### WHAT TO DO
Report every line in the listing that contains the string "object".

### RECORDS TO PROCESS

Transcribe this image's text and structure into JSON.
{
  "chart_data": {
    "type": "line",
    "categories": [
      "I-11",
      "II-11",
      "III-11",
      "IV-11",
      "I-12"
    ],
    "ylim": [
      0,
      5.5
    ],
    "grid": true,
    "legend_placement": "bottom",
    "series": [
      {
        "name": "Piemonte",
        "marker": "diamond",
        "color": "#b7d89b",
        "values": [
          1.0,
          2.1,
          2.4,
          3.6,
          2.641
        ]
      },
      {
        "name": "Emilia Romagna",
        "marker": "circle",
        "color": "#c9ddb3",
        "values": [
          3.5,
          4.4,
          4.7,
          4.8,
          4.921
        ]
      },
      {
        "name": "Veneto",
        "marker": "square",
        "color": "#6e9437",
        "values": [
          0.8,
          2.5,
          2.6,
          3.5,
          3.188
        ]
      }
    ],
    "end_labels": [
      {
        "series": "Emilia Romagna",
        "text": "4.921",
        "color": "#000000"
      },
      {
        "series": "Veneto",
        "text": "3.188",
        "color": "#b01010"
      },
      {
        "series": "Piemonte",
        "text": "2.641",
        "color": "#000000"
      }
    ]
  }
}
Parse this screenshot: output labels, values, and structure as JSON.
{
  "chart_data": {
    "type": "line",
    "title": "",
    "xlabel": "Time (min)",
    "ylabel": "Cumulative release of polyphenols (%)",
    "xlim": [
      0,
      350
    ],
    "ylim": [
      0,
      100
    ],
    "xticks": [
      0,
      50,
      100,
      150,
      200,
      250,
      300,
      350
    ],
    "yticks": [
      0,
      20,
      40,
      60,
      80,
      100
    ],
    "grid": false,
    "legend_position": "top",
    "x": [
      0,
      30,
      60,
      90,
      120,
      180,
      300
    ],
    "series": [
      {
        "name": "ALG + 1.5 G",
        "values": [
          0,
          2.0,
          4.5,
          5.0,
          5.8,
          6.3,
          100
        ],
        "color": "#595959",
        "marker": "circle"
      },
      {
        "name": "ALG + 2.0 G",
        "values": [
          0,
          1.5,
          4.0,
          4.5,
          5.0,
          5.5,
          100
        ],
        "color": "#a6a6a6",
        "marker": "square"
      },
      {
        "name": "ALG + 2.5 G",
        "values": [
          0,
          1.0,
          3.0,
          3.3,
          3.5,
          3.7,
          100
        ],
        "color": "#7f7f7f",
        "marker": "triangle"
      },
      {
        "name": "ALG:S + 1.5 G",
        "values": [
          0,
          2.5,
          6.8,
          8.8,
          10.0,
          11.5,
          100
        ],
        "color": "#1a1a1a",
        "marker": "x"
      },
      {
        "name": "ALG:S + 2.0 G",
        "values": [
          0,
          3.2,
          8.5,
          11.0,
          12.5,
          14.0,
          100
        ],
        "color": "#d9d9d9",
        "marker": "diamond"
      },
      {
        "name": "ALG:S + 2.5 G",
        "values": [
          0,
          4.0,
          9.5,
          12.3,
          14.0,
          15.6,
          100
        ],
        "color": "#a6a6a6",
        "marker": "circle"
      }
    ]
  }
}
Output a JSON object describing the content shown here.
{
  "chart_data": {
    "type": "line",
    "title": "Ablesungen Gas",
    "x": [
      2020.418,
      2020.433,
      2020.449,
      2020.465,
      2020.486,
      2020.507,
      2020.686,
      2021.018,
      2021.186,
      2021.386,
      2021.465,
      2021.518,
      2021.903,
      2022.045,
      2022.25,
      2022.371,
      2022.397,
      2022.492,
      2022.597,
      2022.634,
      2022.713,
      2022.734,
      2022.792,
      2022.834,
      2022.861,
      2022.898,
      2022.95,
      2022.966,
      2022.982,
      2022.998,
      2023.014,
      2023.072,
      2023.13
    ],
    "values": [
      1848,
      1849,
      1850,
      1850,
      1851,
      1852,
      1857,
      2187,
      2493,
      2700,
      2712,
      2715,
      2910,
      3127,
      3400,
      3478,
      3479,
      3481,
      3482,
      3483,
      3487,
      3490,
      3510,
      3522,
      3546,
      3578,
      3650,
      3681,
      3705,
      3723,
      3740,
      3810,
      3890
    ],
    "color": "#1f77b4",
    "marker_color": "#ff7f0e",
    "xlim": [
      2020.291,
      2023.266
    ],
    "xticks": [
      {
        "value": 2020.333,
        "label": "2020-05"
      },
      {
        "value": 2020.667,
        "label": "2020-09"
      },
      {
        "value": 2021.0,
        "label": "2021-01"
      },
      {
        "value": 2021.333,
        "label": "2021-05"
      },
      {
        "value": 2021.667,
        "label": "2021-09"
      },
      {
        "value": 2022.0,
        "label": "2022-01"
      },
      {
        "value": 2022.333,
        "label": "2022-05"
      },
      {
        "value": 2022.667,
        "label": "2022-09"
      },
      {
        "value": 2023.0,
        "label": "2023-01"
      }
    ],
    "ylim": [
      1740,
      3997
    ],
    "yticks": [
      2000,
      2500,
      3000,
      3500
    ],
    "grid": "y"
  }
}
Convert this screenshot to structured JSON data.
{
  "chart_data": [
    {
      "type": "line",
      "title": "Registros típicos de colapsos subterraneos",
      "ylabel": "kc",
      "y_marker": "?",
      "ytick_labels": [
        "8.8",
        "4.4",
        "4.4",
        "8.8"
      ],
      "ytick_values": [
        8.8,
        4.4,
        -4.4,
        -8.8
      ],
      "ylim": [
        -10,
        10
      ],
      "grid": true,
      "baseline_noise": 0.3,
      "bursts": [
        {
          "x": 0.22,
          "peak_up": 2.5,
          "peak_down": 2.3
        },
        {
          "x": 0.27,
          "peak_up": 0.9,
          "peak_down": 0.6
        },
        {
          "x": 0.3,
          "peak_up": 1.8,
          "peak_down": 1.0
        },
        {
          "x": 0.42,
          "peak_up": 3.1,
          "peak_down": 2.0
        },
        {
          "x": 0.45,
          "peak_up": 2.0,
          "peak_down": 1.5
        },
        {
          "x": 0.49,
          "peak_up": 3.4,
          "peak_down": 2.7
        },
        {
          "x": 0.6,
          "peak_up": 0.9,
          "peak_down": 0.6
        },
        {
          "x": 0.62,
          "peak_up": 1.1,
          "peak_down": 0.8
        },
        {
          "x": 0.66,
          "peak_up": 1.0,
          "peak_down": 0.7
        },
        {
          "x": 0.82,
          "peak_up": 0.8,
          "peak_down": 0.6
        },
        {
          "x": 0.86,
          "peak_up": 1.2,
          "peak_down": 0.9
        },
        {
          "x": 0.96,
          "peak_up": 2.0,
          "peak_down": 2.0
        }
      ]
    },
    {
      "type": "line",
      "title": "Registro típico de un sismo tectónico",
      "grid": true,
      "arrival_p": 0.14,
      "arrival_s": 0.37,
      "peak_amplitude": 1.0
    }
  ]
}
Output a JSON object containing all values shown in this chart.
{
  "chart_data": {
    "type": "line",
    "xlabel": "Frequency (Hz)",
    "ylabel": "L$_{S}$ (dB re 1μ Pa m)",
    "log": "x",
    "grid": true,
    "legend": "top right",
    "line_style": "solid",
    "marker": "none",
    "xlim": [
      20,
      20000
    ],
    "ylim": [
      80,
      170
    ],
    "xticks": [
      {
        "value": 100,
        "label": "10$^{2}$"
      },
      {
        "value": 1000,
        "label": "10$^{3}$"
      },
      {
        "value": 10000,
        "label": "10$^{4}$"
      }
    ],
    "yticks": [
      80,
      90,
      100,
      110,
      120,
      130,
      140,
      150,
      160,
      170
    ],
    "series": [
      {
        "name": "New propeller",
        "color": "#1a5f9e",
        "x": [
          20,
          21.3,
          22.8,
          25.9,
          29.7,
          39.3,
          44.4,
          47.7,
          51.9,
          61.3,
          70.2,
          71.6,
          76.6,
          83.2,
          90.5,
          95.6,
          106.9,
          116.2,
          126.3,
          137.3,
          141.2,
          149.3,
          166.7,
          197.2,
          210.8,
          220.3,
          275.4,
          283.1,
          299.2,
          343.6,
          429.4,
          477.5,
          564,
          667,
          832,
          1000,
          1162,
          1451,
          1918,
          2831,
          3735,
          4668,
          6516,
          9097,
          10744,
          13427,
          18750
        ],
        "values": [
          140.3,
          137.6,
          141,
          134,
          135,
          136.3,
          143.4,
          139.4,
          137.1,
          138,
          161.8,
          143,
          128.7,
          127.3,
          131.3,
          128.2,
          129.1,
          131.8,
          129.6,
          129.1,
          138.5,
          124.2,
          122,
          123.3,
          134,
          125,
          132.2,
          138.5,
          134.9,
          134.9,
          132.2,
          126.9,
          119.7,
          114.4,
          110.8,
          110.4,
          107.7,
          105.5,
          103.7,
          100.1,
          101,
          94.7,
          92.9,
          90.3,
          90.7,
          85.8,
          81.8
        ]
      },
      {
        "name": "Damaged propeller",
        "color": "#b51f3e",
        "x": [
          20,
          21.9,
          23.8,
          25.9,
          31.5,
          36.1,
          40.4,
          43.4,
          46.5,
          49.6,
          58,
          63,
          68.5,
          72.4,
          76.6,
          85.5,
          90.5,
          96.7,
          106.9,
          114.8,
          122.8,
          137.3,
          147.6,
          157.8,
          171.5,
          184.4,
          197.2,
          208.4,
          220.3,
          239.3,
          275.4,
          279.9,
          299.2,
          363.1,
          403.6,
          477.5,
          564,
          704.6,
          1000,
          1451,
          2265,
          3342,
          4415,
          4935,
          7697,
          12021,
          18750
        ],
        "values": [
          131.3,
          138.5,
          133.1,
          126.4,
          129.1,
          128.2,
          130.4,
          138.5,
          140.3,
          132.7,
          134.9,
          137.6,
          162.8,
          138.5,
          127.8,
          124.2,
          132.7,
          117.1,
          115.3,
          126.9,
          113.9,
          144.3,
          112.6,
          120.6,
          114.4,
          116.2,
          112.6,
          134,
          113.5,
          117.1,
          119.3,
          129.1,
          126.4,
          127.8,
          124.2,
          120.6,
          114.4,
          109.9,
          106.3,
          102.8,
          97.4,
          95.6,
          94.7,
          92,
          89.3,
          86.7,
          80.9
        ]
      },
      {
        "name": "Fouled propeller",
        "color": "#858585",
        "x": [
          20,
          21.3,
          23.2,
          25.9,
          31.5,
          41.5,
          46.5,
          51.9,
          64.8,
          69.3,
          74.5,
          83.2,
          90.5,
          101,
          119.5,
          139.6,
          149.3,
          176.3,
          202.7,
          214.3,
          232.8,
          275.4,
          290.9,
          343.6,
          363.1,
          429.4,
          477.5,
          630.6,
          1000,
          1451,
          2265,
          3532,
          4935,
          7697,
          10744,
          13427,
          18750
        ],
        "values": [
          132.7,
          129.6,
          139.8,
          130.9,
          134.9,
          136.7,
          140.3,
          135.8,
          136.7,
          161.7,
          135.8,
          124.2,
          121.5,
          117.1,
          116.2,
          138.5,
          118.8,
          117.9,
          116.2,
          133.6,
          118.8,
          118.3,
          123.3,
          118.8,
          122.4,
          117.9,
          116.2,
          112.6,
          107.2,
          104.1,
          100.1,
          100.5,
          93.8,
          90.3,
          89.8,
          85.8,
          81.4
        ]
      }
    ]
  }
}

### WORKED ANSWER
Output a JSON object describing the content shown here.
Output a JSON object containing all values shown in this chart.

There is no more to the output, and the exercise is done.